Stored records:
================

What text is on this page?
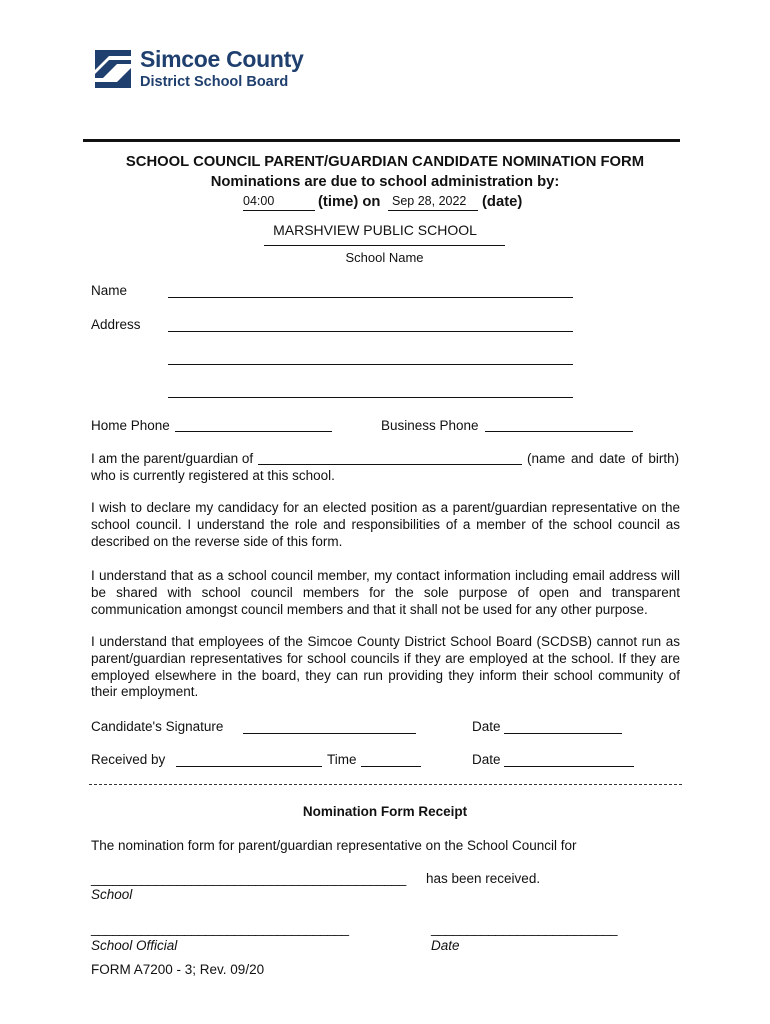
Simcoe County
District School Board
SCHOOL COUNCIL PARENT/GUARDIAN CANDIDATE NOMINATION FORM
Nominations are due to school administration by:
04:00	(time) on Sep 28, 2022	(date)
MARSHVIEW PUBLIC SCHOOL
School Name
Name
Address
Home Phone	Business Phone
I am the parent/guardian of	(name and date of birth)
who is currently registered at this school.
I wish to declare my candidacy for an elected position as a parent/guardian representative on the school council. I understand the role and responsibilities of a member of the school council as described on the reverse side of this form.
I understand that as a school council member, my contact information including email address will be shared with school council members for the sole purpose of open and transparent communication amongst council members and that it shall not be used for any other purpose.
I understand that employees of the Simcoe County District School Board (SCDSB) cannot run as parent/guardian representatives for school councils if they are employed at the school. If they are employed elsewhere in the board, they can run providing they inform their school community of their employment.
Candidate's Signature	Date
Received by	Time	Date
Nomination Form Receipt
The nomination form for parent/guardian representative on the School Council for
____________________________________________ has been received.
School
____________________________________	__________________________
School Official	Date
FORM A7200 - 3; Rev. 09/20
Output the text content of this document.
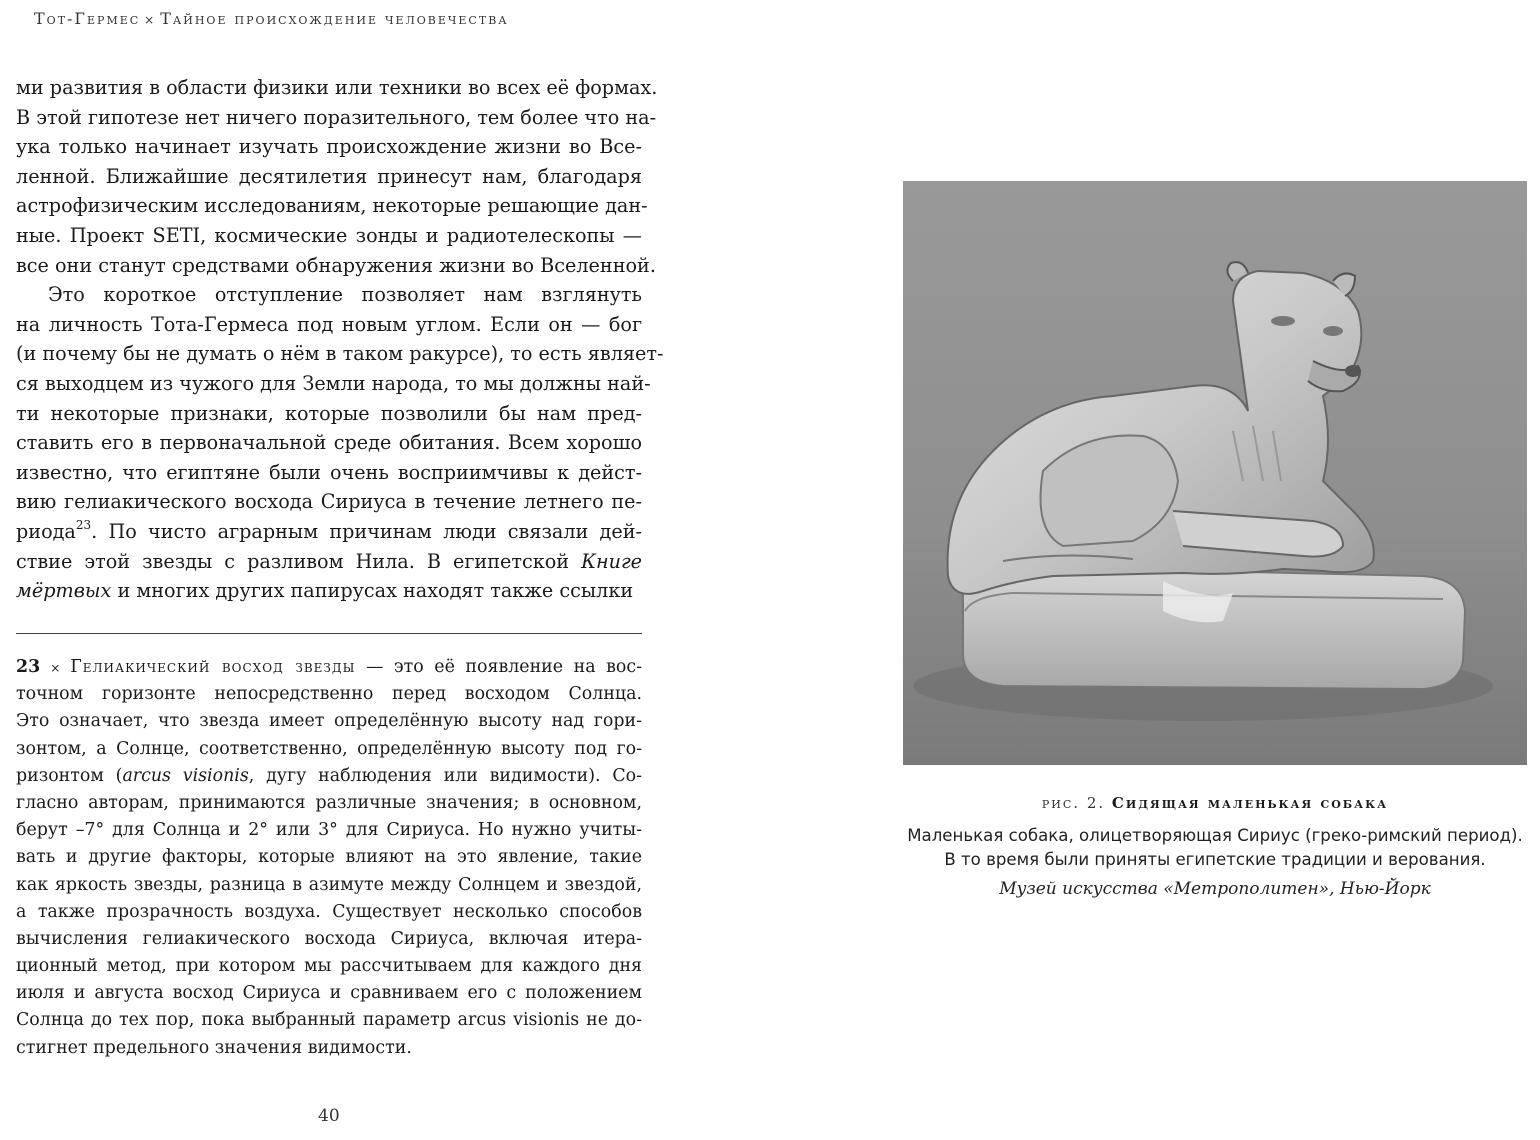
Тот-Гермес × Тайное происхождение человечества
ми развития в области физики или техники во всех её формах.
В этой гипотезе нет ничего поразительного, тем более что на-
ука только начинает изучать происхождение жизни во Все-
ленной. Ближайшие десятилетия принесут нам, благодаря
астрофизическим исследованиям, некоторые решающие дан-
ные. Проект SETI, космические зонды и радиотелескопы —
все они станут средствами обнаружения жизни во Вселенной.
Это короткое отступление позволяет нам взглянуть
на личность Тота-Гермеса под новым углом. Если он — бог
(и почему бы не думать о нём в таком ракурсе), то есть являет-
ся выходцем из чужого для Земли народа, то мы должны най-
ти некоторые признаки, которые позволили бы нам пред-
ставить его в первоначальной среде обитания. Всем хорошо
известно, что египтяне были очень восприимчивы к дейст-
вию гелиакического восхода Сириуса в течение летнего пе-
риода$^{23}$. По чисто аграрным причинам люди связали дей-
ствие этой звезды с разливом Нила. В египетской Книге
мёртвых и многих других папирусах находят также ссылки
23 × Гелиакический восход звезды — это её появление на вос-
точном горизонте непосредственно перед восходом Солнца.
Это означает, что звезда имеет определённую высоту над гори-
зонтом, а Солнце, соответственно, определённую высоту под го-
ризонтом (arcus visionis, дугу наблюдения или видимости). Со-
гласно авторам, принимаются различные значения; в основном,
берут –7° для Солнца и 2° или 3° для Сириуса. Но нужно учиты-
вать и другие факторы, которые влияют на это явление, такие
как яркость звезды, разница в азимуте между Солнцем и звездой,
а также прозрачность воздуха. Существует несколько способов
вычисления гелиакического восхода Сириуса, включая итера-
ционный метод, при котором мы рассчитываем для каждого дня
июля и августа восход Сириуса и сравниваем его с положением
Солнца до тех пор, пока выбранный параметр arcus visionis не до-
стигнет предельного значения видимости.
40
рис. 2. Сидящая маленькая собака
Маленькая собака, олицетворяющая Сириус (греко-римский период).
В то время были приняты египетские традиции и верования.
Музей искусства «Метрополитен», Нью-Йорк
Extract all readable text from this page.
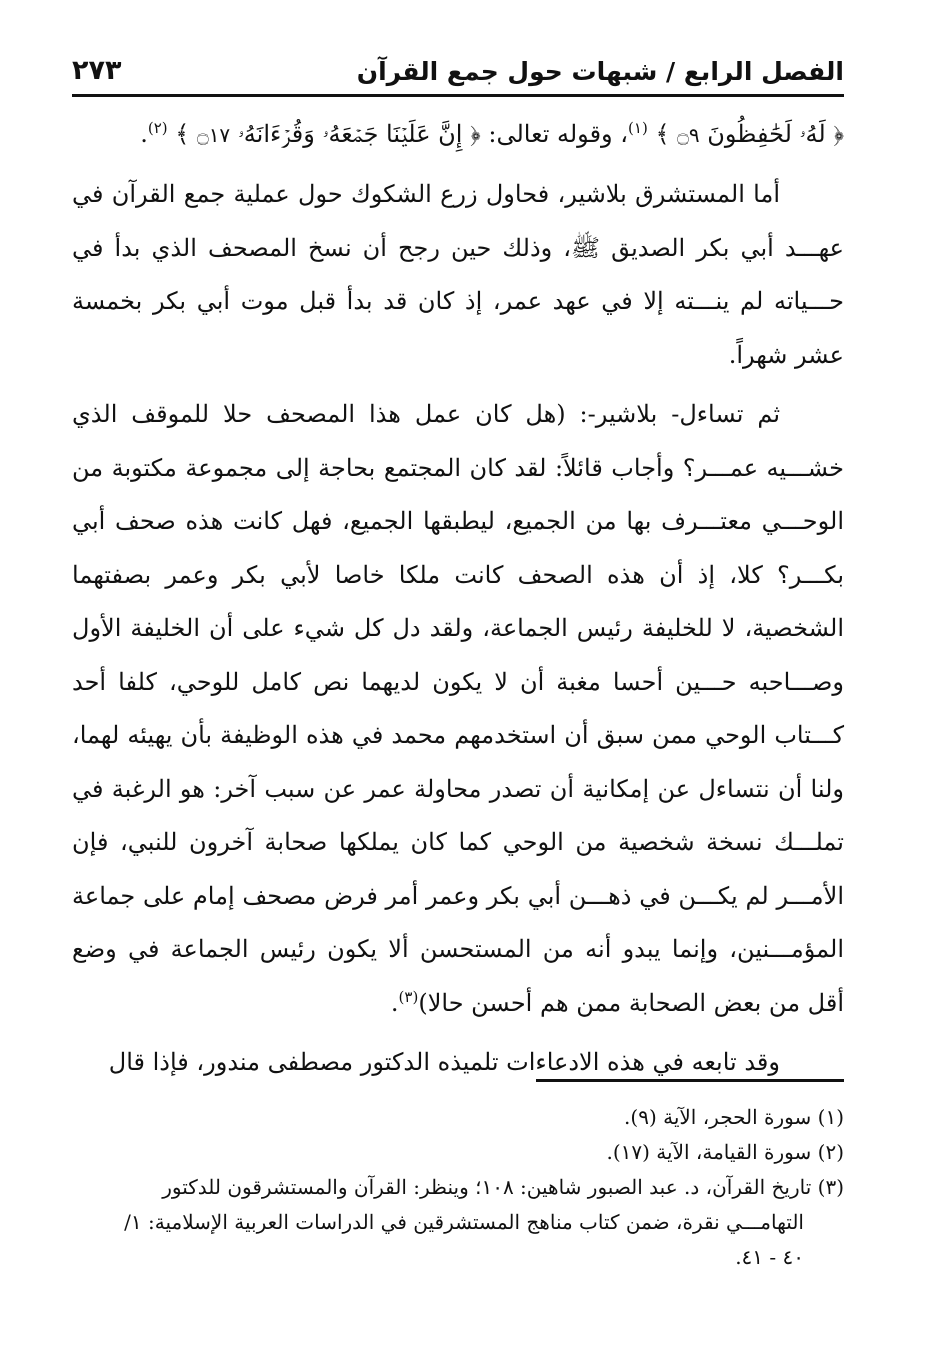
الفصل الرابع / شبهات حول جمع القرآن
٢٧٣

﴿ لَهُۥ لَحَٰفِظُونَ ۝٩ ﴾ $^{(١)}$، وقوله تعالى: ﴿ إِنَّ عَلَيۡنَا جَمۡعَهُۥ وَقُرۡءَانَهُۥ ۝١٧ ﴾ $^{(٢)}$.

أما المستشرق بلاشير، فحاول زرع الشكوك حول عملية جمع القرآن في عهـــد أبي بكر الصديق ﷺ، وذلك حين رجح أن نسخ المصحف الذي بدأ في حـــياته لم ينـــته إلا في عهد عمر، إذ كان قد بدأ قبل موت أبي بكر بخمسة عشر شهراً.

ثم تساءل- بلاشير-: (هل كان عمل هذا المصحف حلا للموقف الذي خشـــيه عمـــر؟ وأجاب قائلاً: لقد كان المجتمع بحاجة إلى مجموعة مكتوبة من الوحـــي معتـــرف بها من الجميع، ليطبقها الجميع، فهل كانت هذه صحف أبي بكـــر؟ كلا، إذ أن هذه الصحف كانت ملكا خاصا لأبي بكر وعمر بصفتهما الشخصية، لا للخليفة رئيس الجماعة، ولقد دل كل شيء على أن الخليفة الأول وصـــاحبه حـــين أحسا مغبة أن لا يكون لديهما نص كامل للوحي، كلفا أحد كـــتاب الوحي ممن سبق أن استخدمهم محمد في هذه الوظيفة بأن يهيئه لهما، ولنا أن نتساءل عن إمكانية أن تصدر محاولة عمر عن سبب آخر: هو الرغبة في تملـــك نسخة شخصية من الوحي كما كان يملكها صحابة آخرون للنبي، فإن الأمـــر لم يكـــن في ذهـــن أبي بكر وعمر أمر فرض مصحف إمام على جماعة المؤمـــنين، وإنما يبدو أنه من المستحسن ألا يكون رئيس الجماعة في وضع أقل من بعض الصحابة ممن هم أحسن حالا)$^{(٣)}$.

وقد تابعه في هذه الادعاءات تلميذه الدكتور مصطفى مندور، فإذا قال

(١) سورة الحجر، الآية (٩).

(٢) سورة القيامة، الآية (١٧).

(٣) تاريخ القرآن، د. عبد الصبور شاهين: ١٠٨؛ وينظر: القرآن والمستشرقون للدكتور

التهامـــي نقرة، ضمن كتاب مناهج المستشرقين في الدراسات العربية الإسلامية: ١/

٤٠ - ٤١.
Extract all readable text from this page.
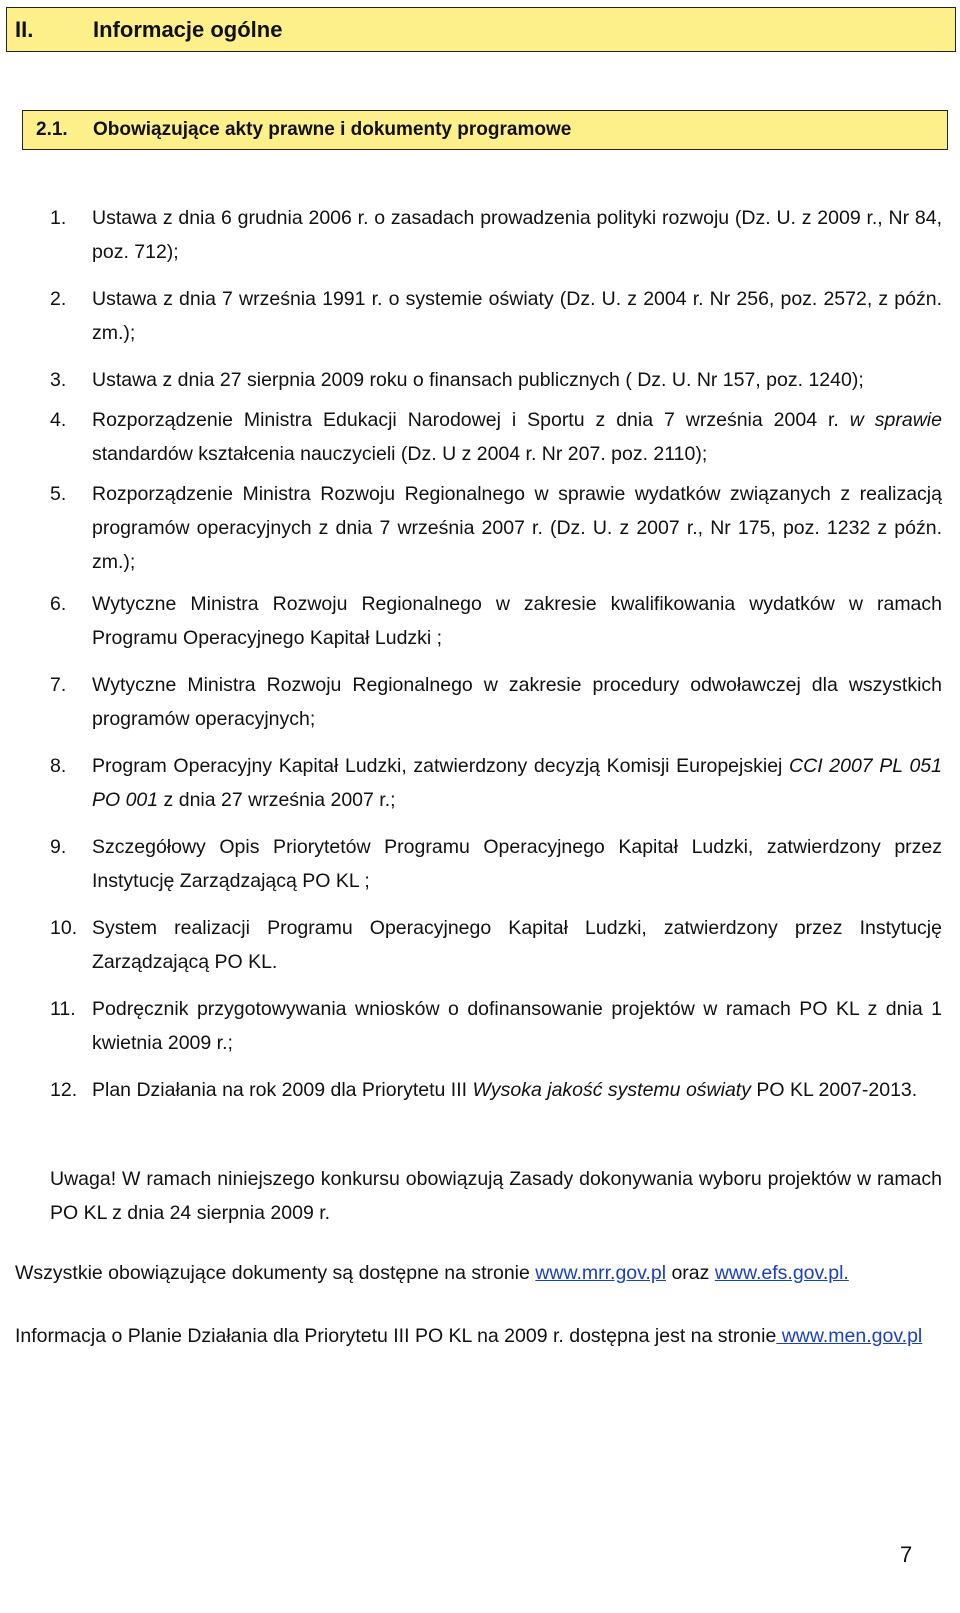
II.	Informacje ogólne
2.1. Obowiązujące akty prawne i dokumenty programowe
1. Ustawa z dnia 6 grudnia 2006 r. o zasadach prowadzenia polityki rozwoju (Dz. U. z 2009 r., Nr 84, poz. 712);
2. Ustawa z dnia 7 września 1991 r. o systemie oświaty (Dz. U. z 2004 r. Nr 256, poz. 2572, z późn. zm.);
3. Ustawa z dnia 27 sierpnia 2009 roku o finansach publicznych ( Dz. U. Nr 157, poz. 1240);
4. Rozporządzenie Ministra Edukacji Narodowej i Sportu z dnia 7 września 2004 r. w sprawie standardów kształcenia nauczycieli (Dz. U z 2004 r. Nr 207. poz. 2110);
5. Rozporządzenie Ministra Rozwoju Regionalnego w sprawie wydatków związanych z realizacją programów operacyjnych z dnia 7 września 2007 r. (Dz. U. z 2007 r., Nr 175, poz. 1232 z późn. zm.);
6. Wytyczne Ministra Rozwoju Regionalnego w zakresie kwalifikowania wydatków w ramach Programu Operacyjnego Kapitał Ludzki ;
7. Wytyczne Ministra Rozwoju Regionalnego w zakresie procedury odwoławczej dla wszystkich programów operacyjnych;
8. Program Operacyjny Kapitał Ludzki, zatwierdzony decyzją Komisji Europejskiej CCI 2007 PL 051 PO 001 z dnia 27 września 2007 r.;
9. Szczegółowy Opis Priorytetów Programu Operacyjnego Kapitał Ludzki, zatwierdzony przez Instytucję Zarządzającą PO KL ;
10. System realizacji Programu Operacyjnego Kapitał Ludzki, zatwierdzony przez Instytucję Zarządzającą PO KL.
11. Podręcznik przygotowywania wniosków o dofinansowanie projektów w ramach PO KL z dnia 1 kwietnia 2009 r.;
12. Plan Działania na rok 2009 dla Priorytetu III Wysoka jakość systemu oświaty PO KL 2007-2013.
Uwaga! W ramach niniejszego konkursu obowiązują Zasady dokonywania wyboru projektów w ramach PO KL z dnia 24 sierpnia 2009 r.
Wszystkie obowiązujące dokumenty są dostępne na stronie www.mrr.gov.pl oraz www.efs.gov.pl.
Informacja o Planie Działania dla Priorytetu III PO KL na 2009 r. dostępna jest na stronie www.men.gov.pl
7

================

# Given exercise
Take each line containing the string "Kapitał" and copy it out.

# Exercise solution
6. Wytyczne Ministra Rozwoju Regionalnego w zakresie kwalifikowania wydatków w ramach Programu Operacyjnego Kapitał Ludzki ;
8. Program Operacyjny Kapitał Ludzki, zatwierdzony decyzją Komisji Europejskiej CCI 2007 PL 051 PO 001 z dnia 27 września 2007 r.;
9. Szczegółowy Opis Priorytetów Programu Operacyjnego Kapitał Ludzki, zatwierdzony przez Instytucję Zarządzającą PO KL ;
10. System realizacji Programu Operacyjnego Kapitał Ludzki, zatwierdzony przez Instytucję Zarządzającą PO KL.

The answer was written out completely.